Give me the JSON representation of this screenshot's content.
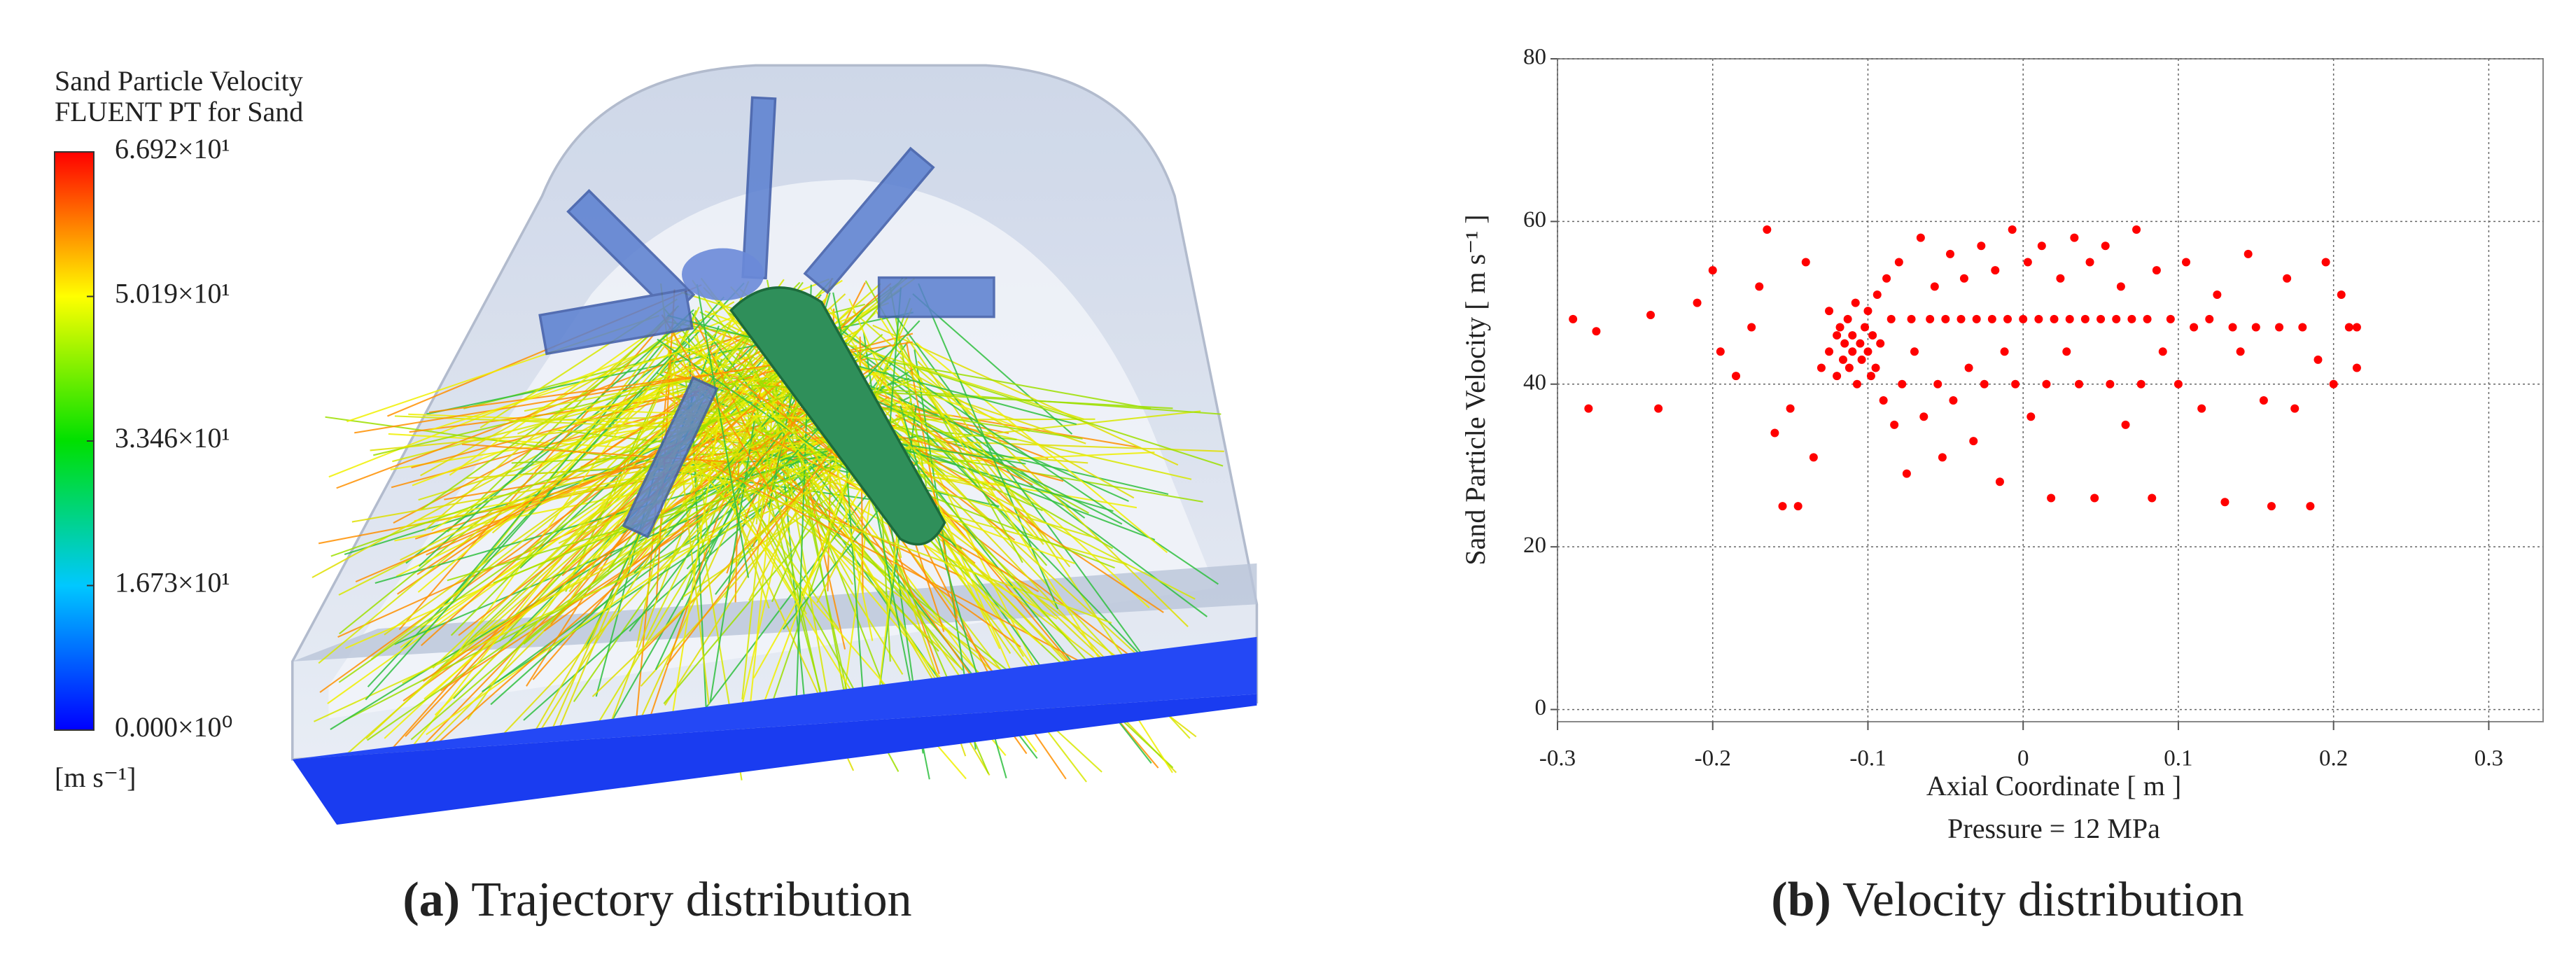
{
  "chart_data": [
    {
      "type": "colorbar",
      "title": [
        "Sand Particle Velocity",
        "FLUENT PT for Sand"
      ],
      "unit": "[m s⁻¹]",
      "clim": [
        0,
        66.92
      ],
      "colors": [
        "#0000ff",
        "#00c8ff",
        "#00e000",
        "#ffff00",
        "#ff0000"
      ],
      "ticks": [
        {
          "value": 0,
          "label": "0.000×10⁰"
        },
        {
          "value": 16.73,
          "label": "1.673×10¹"
        },
        {
          "value": 33.46,
          "label": "3.346×10¹"
        },
        {
          "value": 50.19,
          "label": "5.019×10¹"
        },
        {
          "value": 66.92,
          "label": "6.692×10¹"
        }
      ],
      "caption_tag": "(a)",
      "caption": "Trajectory distribution"
    },
    {
      "type": "scatter",
      "xlabel": "Axial Coordinate [ m ]",
      "ylabel": "Sand Particle Velocity [ m s⁻¹ ]",
      "annotation": "Pressure = 12 MPa",
      "caption_tag": "(b)",
      "caption": "Velocity distribution",
      "color": "#ff0000",
      "grid": true,
      "xlim": [
        -0.3,
        0.335
      ],
      "ylim": [
        -1.5,
        80
      ],
      "xticks": [
        -0.3,
        -0.2,
        -0.1,
        0,
        0.1,
        0.2,
        0.3
      ],
      "yticks": [
        0,
        20,
        40,
        60,
        80
      ],
      "x": [
        -0.29,
        -0.28,
        -0.275,
        -0.24,
        -0.235,
        -0.21,
        -0.2,
        -0.195,
        -0.185,
        -0.175,
        -0.17,
        -0.165,
        -0.16,
        -0.155,
        -0.15,
        -0.145,
        -0.14,
        -0.135,
        -0.13,
        -0.125,
        -0.125,
        -0.12,
        -0.12,
        -0.118,
        -0.116,
        -0.115,
        -0.113,
        -0.112,
        -0.11,
        -0.11,
        -0.108,
        -0.107,
        -0.105,
        -0.104,
        -0.102,
        -0.1,
        -0.1,
        -0.098,
        -0.097,
        -0.095,
        -0.094,
        -0.092,
        -0.09,
        -0.088,
        -0.085,
        -0.083,
        -0.08,
        -0.078,
        -0.075,
        -0.072,
        -0.07,
        -0.066,
        -0.064,
        -0.06,
        -0.057,
        -0.055,
        -0.052,
        -0.05,
        -0.047,
        -0.045,
        -0.04,
        -0.038,
        -0.035,
        -0.032,
        -0.03,
        -0.027,
        -0.025,
        -0.02,
        -0.018,
        -0.015,
        -0.012,
        -0.01,
        -0.007,
        -0.005,
        0,
        0.003,
        0.005,
        0.01,
        0.012,
        0.015,
        0.018,
        0.02,
        0.024,
        0.028,
        0.03,
        0.033,
        0.036,
        0.04,
        0.043,
        0.046,
        0.05,
        0.053,
        0.056,
        0.06,
        0.063,
        0.066,
        0.07,
        0.073,
        0.076,
        0.08,
        0.083,
        0.086,
        0.09,
        0.095,
        0.1,
        0.105,
        0.11,
        0.115,
        0.12,
        0.125,
        0.13,
        0.135,
        0.14,
        0.145,
        0.15,
        0.155,
        0.16,
        0.165,
        0.17,
        0.175,
        0.18,
        0.185,
        0.19,
        0.195,
        0.2,
        0.205,
        0.21,
        0.215,
        0.215
      ],
      "values": [
        48,
        37,
        46.5,
        48.5,
        37,
        50,
        54,
        44,
        41,
        47,
        52,
        59,
        34,
        25,
        37,
        25,
        55,
        31,
        42,
        49,
        44,
        46,
        41,
        47,
        43,
        45,
        48,
        42,
        44,
        46,
        50,
        40,
        45,
        43,
        47,
        44,
        49,
        41,
        46,
        42,
        51,
        45,
        38,
        53,
        48,
        35,
        55,
        40,
        29,
        48,
        44,
        58,
        36,
        48,
        52,
        40,
        31,
        48,
        56,
        38,
        48,
        53,
        42,
        33,
        48,
        57,
        40,
        48,
        54,
        28,
        44,
        48,
        59,
        40,
        48,
        55,
        36,
        48,
        57,
        40,
        26,
        48,
        53,
        44,
        48,
        58,
        40,
        48,
        55,
        26,
        48,
        57,
        40,
        48,
        52,
        35,
        48,
        59,
        40,
        48,
        26,
        54,
        44,
        48,
        40,
        55,
        47,
        37,
        48,
        51,
        25.5,
        47,
        44,
        56,
        47,
        38,
        25,
        47,
        53,
        37,
        47,
        25,
        43,
        55,
        40,
        51,
        47,
        42,
        47
      ]
    }
  ]
}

* * * * * * * * *

* _Task requirements_: Output the lines above in full and exactly as given, omitting any pictures.

* _Complete answer_:
Give me the JSON representation of this screenshot's content.
{
  "chart_data": [
    {
      "type": "colorbar",
      "title": [
        "Sand Particle Velocity",
        "FLUENT PT for Sand"
      ],
      "unit": "[m s⁻¹]",
      "clim": [
        0,
        66.92
      ],
      "colors": [
        "#0000ff",
        "#00c8ff",
        "#00e000",
        "#ffff00",
        "#ff0000"
      ],
      "ticks": [
        {
          "value": 0,
          "label": "0.000×10⁰"
        },
        {
          "value": 16.73,
          "label": "1.673×10¹"
        },
        {
          "value": 33.46,
          "label": "3.346×10¹"
        },
        {
          "value": 50.19,
          "label": "5.019×10¹"
        },
        {
          "value": 66.92,
          "label": "6.692×10¹"
        }
      ],
      "caption_tag": "(a)",
      "caption": "Trajectory distribution"
    },
    {
      "type": "scatter",
      "xlabel": "Axial Coordinate [ m ]",
      "ylabel": "Sand Particle Velocity [ m s⁻¹ ]",
      "annotation": "Pressure = 12 MPa",
      "caption_tag": "(b)",
      "caption": "Velocity distribution",
      "color": "#ff0000",
      "grid": true,
      "xlim": [
        -0.3,
        0.335
      ],
      "ylim": [
        -1.5,
        80
      ],
      "xticks": [
        -0.3,
        -0.2,
        -0.1,
        0,
        0.1,
        0.2,
        0.3
      ],
      "yticks": [
        0,
        20,
        40,
        60,
        80
      ],
      "x": [
        -0.29,
        -0.28,
        -0.275,
        -0.24,
        -0.235,
        -0.21,
        -0.2,
        -0.195,
        -0.185,
        -0.175,
        -0.17,
        -0.165,
        -0.16,
        -0.155,
        -0.15,
        -0.145,
        -0.14,
        -0.135,
        -0.13,
        -0.125,
        -0.125,
        -0.12,
        -0.12,
        -0.118,
        -0.116,
        -0.115,
        -0.113,
        -0.112,
        -0.11,
        -0.11,
        -0.108,
        -0.107,
        -0.105,
        -0.104,
        -0.102,
        -0.1,
        -0.1,
        -0.098,
        -0.097,
        -0.095,
        -0.094,
        -0.092,
        -0.09,
        -0.088,
        -0.085,
        -0.083,
        -0.08,
        -0.078,
        -0.075,
        -0.072,
        -0.07,
        -0.066,
        -0.064,
        -0.06,
        -0.057,
        -0.055,
        -0.052,
        -0.05,
        -0.047,
        -0.045,
        -0.04,
        -0.038,
        -0.035,
        -0.032,
        -0.03,
        -0.027,
        -0.025,
        -0.02,
        -0.018,
        -0.015,
        -0.012,
        -0.01,
        -0.007,
        -0.005,
        0,
        0.003,
        0.005,
        0.01,
        0.012,
        0.015,
        0.018,
        0.02,
        0.024,
        0.028,
        0.03,
        0.033,
        0.036,
        0.04,
        0.043,
        0.046,
        0.05,
        0.053,
        0.056,
        0.06,
        0.063,
        0.066,
        0.07,
        0.073,
        0.076,
        0.08,
        0.083,
        0.086,
        0.09,
        0.095,
        0.1,
        0.105,
        0.11,
        0.115,
        0.12,
        0.125,
        0.13,
        0.135,
        0.14,
        0.145,
        0.15,
        0.155,
        0.16,
        0.165,
        0.17,
        0.175,
        0.18,
        0.185,
        0.19,
        0.195,
        0.2,
        0.205,
        0.21,
        0.215,
        0.215
      ],
      "values": [
        48,
        37,
        46.5,
        48.5,
        37,
        50,
        54,
        44,
        41,
        47,
        52,
        59,
        34,
        25,
        37,
        25,
        55,
        31,
        42,
        49,
        44,
        46,
        41,
        47,
        43,
        45,
        48,
        42,
        44,
        46,
        50,
        40,
        45,
        43,
        47,
        44,
        49,
        41,
        46,
        42,
        51,
        45,
        38,
        53,
        48,
        35,
        55,
        40,
        29,
        48,
        44,
        58,
        36,
        48,
        52,
        40,
        31,
        48,
        56,
        38,
        48,
        53,
        42,
        33,
        48,
        57,
        40,
        48,
        54,
        28,
        44,
        48,
        59,
        40,
        48,
        55,
        36,
        48,
        57,
        40,
        26,
        48,
        53,
        44,
        48,
        58,
        40,
        48,
        55,
        26,
        48,
        57,
        40,
        48,
        52,
        35,
        48,
        59,
        40,
        48,
        26,
        54,
        44,
        48,
        40,
        55,
        47,
        37,
        48,
        51,
        25.5,
        47,
        44,
        56,
        47,
        38,
        25,
        47,
        53,
        37,
        47,
        25,
        43,
        55,
        40,
        51,
        47,
        42,
        47
      ]
    }
  ]
}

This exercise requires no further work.